• _Source passage_:
++++


  2. Darren Parker

    logged in via Facebook

    One thing's for sure, Mossad will be extra careful about taking a soft boy from the comfortable Melbourne suburbs again.

    1. Marilyn Shepherd


      In reply to Darren Parker

      Mark Regev is a soft boy from Melbourne too you know.

      The thing is that Australian citizens should not join these spy agencies in the first place.

  3. Russell Walton


    How can anyone be so naive as to expect the truth from professional liars?

  4. Jack Arnold


    When have Israeli security told the world anything that did not serve Israeli purposes?

    The BIG QUESTION raised here on TC by others is, "Why was there a hanging point in any facility where a person on suicide watch was held?"

    Then, of course, why was the relevant security camera not working? Convenient incompetence!

    An ordinary person could reasonably conclude on the evidence presented that the Zionist Israeli government assassination an Australian citizen in Israel for their own undisclosed purposes.

    Makes one question why the Australian government supports the Zionist government.

    1. Eric Thacker

      Viticultural Contractor

      In reply to Jack Arnold

      If our government ever dares to soften support for the Zionist Israeli govt our TV screens will again be saturated by the odious Mark Regev. Abbott and crew are bad enough without adding him and his ilk to the mix.

    2. Jack Arnold


      In reply to Eric Thacker

      Hi Eric ... woud you be so kind as to enlighten me as to who Mark Regev is and why he has created such a reputation?

++++

• _Required action_:
Write the next part of the comment thread, picking up after its final comment. The listing has nothing to do with the comment thread.

• _Information supplied_:
++++

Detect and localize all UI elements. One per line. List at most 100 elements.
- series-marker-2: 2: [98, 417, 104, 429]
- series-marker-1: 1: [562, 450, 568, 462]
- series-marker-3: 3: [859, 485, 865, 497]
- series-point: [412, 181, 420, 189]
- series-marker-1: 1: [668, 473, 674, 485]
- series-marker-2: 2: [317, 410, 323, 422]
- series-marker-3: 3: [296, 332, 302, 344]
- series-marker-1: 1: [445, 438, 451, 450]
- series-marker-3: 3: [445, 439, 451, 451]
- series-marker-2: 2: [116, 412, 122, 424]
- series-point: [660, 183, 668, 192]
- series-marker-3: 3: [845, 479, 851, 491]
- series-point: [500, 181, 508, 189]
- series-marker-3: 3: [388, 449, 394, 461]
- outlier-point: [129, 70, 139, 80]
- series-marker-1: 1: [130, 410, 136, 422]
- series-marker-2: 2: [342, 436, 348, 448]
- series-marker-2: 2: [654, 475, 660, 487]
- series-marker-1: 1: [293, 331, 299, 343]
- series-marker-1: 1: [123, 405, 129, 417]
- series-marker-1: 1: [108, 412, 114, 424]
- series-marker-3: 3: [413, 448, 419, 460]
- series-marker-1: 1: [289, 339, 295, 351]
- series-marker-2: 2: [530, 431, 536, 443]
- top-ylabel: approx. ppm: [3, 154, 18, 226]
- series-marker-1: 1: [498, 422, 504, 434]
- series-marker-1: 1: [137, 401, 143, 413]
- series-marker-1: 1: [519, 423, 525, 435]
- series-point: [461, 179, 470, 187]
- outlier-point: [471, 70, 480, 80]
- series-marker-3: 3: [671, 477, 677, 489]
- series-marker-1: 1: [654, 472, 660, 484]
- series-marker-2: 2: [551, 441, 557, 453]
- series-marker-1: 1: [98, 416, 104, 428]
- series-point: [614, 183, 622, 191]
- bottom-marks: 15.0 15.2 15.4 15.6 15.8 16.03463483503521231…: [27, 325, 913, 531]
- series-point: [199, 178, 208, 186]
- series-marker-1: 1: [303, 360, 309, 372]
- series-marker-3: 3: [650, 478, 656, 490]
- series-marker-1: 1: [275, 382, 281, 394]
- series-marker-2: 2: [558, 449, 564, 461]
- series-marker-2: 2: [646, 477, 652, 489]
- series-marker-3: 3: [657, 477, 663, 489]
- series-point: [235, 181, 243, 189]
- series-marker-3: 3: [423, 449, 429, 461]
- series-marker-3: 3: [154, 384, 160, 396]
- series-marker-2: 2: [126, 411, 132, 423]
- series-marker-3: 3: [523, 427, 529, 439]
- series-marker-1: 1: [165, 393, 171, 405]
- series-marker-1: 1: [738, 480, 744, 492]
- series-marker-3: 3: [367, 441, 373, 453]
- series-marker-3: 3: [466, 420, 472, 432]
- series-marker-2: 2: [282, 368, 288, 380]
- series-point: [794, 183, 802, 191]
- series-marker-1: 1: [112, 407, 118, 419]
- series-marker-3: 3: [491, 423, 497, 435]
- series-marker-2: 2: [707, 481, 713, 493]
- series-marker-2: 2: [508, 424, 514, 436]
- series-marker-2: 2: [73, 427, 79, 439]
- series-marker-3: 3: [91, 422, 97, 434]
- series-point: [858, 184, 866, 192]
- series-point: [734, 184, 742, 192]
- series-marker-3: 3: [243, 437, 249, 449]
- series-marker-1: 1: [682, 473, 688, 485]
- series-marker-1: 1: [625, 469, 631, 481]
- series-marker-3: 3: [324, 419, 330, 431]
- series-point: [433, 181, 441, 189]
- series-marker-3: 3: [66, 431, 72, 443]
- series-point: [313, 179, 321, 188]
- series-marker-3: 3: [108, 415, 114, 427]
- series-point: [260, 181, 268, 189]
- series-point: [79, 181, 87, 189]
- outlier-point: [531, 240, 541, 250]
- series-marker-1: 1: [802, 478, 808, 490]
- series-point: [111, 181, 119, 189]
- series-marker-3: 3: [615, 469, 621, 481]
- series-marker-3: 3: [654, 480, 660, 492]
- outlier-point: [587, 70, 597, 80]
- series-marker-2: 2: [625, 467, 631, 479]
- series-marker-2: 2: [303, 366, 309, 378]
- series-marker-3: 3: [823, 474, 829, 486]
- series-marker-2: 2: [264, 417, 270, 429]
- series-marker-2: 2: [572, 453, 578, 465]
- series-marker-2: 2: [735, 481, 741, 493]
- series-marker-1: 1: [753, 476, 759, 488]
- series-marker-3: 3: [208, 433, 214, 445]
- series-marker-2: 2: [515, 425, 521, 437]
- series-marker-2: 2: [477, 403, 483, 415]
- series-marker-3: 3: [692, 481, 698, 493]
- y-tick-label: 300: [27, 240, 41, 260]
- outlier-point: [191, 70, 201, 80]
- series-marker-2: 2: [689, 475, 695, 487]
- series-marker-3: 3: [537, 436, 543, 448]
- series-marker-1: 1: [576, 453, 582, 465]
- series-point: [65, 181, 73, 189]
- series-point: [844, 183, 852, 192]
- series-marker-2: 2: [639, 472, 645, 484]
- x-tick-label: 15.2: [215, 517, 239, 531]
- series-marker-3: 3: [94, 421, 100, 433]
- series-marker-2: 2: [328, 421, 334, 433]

++++

• _Response to the exercise_:
  5. Jim KABLE


    I am disturbed by the multiple Australian passport Family Name changes Ben was permitted to make - there must surely be some kind of alarm bell sounding each time Australians who also bear Israeli (or other) passports do this kind of thing! I know the general reason given for this disguising of identity - but making Australia complicit in such deviousness is not right, surely. Any Australian citizen working for the military/government of any other nation should have to give up their Australian citizenship - should they not? An English cousin in the Fleet Air Arm had to give up his dual French citizenship when he entered the Royal Navy. A Welsh-born friend here had to give up his UK citizenship when he became a NSW MLA.

    1. Russell Walton


      In reply to Jim KABLE

      "Any Australian citizen working for the military/government of any other nation should have to give up their Australian citizenship - should they not?

      I agree in principle, but it's unenforceable to some extent. If Israel, or any foreign government covertly misuses Australian passports with the compliance of Australian citizens whose first loyalty is obviously not to Australia, there's very little that our government can do.

      There's an old fashioned term for this practice--"treason".

  6. Che Gorilla

    Human Rights Activist

    This is the second piece from Professor Patrikeef on Prisoner X. Much has changed since the first was posted at The Conversation on 22 February. Almost nothing was known then as you would expect about national security matters in both Australia and Israel. However nothing of any particular interest is known now. What is interesting is how Australian commentators and observers including in the universities have handled the saga.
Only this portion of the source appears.